**Goal:**
Gather, from the listing beneath this task, every line holding the string "зависимость".

Data entries for graphics:
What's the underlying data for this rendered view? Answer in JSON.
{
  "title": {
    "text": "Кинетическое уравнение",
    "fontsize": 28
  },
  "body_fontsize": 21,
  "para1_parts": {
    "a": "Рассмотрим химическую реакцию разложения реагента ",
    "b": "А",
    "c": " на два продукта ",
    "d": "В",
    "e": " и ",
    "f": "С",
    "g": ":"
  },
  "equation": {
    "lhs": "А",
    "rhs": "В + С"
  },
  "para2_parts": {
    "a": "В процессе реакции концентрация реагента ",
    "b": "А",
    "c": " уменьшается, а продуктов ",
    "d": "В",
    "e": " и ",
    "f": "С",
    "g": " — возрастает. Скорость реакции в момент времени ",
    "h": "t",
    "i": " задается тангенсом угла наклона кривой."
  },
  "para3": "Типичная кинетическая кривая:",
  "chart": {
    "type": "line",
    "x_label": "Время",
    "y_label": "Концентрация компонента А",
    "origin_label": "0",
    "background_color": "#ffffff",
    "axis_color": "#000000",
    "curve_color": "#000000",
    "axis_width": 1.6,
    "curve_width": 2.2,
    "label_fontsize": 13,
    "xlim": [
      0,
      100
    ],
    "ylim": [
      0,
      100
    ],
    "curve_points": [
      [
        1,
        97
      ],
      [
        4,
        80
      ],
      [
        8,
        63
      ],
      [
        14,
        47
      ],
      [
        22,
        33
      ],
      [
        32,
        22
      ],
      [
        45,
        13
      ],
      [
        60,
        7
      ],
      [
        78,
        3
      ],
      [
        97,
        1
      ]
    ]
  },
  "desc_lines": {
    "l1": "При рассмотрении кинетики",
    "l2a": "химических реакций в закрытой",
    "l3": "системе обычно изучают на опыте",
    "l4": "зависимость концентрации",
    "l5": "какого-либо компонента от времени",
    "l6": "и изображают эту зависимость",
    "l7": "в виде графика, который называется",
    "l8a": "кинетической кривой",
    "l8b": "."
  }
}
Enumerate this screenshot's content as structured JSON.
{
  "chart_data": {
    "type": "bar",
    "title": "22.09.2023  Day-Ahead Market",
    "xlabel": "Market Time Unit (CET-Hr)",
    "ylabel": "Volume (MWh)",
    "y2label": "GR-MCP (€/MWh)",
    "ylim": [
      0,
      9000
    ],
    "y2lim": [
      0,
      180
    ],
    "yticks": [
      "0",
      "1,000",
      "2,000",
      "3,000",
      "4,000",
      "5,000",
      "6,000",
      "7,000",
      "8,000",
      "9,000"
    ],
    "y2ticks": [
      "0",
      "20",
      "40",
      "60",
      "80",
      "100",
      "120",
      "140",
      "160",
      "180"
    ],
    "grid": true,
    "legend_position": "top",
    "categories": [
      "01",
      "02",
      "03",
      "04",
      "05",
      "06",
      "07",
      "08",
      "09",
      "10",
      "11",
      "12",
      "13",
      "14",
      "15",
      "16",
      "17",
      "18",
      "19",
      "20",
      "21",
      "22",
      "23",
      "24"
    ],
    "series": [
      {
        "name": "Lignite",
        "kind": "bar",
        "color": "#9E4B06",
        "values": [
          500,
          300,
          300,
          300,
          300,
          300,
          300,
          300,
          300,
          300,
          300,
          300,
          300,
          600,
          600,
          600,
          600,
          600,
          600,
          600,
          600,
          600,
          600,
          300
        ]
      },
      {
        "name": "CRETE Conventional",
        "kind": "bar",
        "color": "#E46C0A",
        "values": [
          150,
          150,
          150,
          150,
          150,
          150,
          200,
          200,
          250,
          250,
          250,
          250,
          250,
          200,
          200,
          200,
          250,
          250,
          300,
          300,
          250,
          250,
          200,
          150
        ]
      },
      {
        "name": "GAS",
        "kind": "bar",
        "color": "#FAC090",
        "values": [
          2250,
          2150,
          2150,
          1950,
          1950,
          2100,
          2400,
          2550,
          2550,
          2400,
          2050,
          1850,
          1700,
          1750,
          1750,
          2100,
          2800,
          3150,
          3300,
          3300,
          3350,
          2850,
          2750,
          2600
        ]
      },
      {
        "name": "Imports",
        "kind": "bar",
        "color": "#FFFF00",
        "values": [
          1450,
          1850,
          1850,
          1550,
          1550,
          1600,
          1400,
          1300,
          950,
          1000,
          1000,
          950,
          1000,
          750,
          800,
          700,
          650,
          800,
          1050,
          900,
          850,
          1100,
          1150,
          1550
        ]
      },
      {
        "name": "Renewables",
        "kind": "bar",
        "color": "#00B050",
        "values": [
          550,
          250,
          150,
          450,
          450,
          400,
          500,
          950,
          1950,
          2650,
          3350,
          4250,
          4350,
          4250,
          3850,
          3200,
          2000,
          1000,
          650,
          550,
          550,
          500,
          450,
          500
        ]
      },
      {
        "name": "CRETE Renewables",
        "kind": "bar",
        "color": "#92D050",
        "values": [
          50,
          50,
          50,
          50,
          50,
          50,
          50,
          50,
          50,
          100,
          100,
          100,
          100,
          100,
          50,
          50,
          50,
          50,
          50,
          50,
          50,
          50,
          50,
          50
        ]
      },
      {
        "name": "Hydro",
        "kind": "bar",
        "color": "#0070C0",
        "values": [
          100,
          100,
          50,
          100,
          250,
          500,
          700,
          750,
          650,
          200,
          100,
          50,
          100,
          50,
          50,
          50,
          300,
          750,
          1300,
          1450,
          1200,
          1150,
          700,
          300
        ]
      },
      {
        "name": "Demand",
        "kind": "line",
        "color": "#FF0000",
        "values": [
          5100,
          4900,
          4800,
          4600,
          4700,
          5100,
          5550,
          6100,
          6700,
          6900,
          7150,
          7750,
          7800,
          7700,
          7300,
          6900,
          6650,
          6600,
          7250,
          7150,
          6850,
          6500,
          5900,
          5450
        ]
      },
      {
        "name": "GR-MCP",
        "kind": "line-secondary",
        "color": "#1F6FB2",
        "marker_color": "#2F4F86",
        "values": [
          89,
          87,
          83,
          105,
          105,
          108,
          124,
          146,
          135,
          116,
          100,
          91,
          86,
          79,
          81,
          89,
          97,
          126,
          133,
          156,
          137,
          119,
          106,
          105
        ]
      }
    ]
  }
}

**Written response:**
    "l4": "зависимость концентрации",
    "l6": "и изображают эту зависимость",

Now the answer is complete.